→ **GIVEN RECORDS**:
** START **
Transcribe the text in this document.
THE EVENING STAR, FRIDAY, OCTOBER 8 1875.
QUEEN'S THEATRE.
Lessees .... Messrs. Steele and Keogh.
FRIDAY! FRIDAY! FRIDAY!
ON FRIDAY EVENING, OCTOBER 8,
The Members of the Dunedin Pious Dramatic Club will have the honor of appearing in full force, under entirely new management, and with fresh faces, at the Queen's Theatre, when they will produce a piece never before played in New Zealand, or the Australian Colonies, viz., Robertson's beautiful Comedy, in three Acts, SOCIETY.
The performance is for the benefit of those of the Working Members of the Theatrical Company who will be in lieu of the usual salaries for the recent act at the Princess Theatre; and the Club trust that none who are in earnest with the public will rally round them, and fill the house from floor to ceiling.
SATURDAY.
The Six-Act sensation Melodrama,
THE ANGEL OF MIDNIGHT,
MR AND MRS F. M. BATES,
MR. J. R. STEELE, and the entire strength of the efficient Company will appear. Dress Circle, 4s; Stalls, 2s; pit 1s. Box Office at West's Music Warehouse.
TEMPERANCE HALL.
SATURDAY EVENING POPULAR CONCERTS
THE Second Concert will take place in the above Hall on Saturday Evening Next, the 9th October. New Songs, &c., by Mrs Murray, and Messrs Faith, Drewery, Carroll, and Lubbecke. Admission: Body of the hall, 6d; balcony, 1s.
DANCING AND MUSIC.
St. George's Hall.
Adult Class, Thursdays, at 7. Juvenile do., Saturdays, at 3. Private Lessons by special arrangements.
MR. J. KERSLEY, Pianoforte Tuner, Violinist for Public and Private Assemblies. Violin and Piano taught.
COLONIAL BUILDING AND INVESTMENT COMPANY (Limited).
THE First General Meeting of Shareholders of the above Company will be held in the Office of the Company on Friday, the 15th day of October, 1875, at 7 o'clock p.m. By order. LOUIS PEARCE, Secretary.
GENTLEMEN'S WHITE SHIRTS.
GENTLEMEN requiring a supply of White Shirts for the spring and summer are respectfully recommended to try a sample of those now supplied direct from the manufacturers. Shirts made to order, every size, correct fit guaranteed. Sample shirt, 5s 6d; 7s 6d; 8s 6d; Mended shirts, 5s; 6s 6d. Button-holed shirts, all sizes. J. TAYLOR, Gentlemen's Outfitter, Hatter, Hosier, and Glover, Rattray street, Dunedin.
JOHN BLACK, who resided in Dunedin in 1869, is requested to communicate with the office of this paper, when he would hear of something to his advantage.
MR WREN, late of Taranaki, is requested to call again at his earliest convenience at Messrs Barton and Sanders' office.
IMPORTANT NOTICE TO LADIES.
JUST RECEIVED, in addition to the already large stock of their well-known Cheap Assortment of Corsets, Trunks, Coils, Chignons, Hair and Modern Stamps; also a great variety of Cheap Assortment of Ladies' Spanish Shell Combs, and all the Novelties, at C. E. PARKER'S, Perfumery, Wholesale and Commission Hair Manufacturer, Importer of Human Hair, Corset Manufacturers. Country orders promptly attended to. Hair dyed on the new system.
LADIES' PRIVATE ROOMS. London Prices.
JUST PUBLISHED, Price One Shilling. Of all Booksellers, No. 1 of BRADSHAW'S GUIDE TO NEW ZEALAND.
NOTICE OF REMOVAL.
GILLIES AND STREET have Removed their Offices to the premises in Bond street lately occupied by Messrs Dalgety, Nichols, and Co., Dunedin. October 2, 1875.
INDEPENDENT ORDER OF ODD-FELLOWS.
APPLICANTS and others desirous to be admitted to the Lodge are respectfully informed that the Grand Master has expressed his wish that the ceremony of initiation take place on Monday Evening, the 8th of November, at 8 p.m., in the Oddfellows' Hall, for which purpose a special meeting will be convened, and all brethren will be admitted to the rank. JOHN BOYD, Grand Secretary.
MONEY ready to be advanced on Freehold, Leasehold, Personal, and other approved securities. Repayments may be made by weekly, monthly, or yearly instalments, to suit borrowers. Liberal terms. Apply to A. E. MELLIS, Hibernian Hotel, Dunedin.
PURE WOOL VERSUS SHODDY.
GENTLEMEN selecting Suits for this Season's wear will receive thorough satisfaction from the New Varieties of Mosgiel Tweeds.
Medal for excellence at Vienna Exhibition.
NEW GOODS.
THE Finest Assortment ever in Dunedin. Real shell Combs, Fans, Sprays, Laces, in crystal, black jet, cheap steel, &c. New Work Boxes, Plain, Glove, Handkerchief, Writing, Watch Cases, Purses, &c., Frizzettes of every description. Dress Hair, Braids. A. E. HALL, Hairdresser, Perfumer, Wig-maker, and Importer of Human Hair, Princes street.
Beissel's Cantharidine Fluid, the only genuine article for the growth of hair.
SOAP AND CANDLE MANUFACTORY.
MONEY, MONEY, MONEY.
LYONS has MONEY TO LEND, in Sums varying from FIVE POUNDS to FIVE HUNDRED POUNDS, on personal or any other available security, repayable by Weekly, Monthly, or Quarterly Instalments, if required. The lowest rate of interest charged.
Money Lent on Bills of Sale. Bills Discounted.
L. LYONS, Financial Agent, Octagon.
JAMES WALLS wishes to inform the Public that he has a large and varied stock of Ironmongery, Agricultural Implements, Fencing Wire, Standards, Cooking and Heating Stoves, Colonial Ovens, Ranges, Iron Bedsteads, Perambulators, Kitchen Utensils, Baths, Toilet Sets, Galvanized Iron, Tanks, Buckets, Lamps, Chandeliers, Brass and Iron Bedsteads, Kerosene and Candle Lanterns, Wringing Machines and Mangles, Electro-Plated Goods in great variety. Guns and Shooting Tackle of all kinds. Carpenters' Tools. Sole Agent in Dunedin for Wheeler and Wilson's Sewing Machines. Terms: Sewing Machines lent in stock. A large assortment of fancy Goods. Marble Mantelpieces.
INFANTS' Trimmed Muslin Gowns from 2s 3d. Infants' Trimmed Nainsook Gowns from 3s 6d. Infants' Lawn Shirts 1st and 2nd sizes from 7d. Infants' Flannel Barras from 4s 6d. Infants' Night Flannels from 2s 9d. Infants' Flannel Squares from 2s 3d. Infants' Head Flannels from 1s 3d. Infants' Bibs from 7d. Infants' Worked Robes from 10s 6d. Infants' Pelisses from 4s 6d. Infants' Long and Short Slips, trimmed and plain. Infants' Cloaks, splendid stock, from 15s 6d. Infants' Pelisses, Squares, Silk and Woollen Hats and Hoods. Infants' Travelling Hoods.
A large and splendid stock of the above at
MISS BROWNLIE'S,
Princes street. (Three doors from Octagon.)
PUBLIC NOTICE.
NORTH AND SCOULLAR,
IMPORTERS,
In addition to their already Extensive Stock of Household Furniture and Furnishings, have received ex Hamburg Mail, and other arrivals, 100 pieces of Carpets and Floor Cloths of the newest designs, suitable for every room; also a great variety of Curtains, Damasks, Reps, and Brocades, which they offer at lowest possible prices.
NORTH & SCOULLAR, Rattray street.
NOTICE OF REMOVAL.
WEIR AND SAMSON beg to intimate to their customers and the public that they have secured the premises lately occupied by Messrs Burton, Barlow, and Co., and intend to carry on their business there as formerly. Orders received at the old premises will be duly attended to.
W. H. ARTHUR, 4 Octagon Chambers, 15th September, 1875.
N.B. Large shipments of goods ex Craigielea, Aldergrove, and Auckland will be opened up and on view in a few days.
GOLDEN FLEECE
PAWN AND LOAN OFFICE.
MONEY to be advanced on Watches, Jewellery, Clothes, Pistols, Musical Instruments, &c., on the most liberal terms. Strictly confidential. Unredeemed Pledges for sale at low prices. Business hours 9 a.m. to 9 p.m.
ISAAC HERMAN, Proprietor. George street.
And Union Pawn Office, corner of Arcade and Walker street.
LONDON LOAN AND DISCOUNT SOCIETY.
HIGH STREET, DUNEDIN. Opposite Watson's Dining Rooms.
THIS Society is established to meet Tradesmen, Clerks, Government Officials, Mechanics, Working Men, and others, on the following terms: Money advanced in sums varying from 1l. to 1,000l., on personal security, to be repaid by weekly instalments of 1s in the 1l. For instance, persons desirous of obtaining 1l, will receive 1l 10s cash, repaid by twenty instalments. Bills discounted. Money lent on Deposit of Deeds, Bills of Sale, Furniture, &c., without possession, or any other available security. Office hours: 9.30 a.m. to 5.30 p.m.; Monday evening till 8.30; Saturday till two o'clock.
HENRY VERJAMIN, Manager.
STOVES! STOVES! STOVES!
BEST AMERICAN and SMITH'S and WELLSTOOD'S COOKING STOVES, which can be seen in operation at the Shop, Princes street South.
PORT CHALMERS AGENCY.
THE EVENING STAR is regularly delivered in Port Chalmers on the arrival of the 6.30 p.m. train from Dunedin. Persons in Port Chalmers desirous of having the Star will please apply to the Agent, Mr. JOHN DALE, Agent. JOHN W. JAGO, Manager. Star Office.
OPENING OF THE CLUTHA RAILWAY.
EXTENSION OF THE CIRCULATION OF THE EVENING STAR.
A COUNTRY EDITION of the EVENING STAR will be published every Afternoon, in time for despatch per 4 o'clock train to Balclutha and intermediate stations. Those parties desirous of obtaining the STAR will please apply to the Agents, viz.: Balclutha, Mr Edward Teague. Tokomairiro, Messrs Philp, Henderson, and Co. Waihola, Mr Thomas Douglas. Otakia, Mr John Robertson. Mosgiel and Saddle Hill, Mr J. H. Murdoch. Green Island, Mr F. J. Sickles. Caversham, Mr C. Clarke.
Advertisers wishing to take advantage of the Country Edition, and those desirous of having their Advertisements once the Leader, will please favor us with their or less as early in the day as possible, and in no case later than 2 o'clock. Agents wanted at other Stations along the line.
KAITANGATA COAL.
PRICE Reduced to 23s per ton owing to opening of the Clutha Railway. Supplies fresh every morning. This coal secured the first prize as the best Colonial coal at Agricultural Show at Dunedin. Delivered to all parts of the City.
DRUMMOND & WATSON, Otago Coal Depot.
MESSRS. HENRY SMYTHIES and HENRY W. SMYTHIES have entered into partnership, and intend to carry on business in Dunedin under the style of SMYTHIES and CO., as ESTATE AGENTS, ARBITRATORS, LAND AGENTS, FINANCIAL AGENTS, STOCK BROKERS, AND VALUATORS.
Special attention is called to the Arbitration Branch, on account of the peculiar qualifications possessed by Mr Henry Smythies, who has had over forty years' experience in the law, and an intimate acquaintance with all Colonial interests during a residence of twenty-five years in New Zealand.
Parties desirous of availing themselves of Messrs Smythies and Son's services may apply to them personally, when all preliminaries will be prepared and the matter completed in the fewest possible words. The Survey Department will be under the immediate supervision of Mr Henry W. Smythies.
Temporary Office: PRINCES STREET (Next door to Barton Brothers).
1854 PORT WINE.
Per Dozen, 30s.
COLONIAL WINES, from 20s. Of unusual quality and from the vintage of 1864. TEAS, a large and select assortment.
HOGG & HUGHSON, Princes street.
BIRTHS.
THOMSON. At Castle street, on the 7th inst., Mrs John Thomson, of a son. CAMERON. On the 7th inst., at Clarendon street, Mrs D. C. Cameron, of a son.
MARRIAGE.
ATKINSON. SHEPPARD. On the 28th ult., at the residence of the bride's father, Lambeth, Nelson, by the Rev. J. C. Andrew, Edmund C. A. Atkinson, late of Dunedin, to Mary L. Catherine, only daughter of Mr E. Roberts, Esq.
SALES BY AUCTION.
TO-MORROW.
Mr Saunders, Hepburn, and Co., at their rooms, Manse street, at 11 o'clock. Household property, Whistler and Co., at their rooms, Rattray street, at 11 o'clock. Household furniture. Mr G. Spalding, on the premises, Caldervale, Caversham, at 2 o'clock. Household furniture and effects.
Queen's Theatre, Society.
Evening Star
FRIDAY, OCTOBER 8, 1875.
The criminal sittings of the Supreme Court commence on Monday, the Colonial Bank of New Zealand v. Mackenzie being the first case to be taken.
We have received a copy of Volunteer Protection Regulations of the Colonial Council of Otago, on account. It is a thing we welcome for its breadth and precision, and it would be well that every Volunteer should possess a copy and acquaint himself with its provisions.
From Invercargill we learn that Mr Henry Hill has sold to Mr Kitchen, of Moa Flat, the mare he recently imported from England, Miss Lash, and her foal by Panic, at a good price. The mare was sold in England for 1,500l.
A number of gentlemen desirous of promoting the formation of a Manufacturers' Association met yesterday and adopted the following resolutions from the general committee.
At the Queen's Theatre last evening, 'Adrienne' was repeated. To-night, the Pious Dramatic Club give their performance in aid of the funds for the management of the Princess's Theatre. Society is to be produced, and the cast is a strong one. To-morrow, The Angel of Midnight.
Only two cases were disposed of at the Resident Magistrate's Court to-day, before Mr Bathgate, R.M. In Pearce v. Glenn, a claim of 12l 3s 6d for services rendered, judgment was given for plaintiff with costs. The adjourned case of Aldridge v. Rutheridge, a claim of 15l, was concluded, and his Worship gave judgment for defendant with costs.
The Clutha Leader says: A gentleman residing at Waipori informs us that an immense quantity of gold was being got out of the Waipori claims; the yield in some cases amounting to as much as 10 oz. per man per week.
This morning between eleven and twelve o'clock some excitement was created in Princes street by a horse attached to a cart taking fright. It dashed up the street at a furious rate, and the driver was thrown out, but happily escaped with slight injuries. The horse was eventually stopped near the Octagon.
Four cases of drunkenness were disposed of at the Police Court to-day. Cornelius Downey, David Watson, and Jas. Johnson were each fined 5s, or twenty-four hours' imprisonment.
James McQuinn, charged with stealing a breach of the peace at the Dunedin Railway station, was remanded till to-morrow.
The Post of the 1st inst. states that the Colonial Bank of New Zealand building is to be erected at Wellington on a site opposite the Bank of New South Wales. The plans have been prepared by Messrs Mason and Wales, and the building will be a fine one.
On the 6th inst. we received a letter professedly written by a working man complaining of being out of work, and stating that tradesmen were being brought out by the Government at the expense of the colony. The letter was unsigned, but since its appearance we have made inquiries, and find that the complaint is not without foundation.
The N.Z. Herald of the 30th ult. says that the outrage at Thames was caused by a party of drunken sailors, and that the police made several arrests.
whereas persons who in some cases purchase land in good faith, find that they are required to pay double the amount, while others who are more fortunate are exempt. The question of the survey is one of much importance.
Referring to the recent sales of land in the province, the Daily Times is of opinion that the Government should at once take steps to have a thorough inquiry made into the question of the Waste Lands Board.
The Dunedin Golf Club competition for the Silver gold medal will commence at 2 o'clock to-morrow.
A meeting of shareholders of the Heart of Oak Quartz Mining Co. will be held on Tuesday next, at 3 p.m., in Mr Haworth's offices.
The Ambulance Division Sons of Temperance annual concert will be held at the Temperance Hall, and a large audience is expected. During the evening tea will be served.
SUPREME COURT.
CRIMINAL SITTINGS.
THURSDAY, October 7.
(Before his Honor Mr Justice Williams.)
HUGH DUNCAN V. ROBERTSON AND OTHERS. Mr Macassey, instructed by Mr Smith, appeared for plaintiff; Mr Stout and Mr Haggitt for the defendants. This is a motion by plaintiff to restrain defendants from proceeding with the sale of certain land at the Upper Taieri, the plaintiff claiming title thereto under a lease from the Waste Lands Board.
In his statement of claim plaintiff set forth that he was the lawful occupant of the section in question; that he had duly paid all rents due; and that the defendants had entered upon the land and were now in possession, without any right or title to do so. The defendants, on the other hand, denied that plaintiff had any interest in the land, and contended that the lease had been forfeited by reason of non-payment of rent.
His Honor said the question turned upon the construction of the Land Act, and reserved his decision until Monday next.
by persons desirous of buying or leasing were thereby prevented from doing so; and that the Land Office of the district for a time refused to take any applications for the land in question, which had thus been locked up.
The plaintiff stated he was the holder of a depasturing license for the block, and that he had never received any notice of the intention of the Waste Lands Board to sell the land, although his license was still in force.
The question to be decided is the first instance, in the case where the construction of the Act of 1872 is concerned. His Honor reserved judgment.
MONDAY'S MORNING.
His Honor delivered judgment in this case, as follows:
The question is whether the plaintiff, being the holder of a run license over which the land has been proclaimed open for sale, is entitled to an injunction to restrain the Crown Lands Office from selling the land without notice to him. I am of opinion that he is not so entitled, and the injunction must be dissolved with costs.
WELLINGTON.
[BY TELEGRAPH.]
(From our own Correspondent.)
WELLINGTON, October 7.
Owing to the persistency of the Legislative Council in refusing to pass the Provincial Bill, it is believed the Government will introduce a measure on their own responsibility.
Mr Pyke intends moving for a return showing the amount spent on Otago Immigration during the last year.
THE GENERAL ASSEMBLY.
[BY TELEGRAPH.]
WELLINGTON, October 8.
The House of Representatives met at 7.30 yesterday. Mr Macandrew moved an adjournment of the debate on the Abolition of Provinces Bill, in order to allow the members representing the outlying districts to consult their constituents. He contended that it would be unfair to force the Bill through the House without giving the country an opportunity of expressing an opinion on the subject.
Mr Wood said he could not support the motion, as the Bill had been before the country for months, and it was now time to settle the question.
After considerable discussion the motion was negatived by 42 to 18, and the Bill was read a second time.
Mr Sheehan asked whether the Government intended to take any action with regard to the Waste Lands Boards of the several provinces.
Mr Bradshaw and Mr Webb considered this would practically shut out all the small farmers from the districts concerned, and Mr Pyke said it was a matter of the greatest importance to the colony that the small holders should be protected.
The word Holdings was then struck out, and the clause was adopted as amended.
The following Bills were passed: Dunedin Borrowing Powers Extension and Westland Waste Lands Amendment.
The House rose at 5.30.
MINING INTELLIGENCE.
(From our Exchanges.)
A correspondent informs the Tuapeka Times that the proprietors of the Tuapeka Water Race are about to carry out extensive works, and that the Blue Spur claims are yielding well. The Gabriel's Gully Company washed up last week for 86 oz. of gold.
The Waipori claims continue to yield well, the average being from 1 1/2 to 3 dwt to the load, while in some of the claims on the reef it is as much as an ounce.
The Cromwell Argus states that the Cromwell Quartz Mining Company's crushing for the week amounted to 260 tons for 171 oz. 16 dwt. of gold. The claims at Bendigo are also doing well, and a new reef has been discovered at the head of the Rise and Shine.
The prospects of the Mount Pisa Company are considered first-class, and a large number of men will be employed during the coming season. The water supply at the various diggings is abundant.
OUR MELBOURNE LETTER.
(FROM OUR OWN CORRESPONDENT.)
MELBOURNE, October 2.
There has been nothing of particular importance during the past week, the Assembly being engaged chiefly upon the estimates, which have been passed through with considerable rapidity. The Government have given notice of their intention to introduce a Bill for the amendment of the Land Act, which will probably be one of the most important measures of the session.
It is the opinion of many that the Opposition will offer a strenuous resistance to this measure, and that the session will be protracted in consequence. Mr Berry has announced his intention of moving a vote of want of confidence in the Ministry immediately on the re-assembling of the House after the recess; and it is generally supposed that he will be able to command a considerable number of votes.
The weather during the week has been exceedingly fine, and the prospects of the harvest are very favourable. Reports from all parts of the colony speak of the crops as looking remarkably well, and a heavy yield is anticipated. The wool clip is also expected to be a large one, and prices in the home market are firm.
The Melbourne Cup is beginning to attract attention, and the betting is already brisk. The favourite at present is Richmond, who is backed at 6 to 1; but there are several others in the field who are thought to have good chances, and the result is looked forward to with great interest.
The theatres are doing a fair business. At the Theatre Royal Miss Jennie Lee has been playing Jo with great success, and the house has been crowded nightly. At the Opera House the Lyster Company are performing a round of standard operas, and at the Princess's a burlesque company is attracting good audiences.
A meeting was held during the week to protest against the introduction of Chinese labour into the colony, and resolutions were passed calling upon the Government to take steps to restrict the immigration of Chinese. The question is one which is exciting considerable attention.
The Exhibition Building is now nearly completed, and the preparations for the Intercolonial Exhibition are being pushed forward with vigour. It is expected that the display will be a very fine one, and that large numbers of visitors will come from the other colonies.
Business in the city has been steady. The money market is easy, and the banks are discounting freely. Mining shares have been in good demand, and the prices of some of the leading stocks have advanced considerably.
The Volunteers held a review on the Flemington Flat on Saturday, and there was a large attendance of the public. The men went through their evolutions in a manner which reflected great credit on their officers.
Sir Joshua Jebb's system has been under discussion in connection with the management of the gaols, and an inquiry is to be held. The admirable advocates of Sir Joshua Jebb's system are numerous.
** END **
→ **DIRECTIONS**:
Locate and copy each line in the data above that includes the word "contended".

→ **RESULT FOR THIS EXERCISE**:
In his statement of claim plaintiff set forth that he was the lawful occupant of the section in question; that he had duly paid all rents due; and that the defendants had entered upon the land and were now in possession, without any right or title to do so. The defendants, on the other hand, denied that plaintiff had any interest in the land, and contended that the lease had been forfeited by reason of non-payment of rent.
The House of Representatives met at 7.30 yesterday. Mr Macandrew moved an adjournment of the debate on the Abolition of Provinces Bill, in order to allow the members representing the outlying districts to consult their constituents. He contended that it would be unfair to force the Bill through the House without giving the country an opportunity of expressing an opinion on the subject.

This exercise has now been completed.